Your task :: Check each line below for "flere" and report how many have it, nothing else.

[Data excerpts]
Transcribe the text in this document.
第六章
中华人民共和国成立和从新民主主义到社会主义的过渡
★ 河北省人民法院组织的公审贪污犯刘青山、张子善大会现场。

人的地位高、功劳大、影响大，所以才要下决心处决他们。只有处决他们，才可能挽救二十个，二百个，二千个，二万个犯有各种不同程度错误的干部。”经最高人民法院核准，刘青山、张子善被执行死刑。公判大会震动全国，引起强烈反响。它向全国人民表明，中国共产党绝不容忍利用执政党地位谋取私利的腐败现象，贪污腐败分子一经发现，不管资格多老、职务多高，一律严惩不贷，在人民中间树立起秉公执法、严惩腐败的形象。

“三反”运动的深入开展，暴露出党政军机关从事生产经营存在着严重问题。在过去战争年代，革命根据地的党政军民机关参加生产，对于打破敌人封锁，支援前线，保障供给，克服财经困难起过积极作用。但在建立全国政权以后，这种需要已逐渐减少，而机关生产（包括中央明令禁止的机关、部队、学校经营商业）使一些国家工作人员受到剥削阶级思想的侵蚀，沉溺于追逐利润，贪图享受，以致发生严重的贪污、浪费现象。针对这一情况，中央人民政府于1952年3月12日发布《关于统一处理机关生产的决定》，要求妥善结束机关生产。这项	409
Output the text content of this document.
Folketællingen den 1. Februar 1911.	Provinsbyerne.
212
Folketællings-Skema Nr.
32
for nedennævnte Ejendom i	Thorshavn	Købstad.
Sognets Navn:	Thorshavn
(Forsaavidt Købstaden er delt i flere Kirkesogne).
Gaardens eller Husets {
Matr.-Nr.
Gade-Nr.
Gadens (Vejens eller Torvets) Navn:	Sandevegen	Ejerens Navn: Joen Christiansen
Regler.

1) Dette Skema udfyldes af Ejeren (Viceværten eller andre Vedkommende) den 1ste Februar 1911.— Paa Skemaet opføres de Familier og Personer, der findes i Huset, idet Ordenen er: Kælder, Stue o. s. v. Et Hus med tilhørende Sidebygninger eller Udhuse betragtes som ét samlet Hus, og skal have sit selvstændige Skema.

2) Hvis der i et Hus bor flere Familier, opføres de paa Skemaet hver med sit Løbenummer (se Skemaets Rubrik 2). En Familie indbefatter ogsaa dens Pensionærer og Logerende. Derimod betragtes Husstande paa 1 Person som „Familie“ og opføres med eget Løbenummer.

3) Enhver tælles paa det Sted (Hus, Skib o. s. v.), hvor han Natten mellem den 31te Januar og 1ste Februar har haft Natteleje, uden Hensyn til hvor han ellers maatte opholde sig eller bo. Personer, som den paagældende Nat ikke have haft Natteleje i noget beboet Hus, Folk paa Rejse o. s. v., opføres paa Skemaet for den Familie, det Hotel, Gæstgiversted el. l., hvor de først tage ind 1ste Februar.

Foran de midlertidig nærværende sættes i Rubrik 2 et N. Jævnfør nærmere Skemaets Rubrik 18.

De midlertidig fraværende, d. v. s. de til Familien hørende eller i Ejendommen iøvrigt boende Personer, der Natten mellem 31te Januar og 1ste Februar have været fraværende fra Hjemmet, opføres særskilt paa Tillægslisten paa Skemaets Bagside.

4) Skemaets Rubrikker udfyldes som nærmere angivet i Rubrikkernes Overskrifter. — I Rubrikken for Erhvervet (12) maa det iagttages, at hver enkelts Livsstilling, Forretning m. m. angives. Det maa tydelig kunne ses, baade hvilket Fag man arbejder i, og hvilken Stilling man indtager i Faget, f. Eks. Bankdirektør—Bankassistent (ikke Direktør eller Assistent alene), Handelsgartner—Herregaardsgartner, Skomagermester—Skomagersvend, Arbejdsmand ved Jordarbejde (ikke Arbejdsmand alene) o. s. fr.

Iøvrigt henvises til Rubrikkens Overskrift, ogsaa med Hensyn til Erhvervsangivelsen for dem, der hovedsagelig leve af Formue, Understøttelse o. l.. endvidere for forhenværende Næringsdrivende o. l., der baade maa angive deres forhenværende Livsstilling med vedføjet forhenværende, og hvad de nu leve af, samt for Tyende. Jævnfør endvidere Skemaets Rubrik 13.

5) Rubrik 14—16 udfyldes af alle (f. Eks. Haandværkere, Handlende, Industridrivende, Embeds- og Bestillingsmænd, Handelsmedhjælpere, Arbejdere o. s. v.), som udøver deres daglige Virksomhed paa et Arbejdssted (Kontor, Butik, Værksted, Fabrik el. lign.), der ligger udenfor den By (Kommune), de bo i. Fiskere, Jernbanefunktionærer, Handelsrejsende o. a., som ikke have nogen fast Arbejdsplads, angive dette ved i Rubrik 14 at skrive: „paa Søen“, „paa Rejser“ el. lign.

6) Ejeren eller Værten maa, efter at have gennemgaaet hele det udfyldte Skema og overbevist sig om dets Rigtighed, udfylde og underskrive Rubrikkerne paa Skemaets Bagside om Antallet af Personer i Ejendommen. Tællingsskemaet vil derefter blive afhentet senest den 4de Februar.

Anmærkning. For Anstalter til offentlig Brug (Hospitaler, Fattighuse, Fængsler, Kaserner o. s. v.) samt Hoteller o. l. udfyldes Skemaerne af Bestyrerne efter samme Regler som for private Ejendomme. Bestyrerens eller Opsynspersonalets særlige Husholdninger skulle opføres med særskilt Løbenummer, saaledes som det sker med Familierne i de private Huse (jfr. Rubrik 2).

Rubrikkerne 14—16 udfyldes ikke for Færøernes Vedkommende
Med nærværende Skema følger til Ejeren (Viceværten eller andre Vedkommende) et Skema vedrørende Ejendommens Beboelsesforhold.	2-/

Answer in full :: 2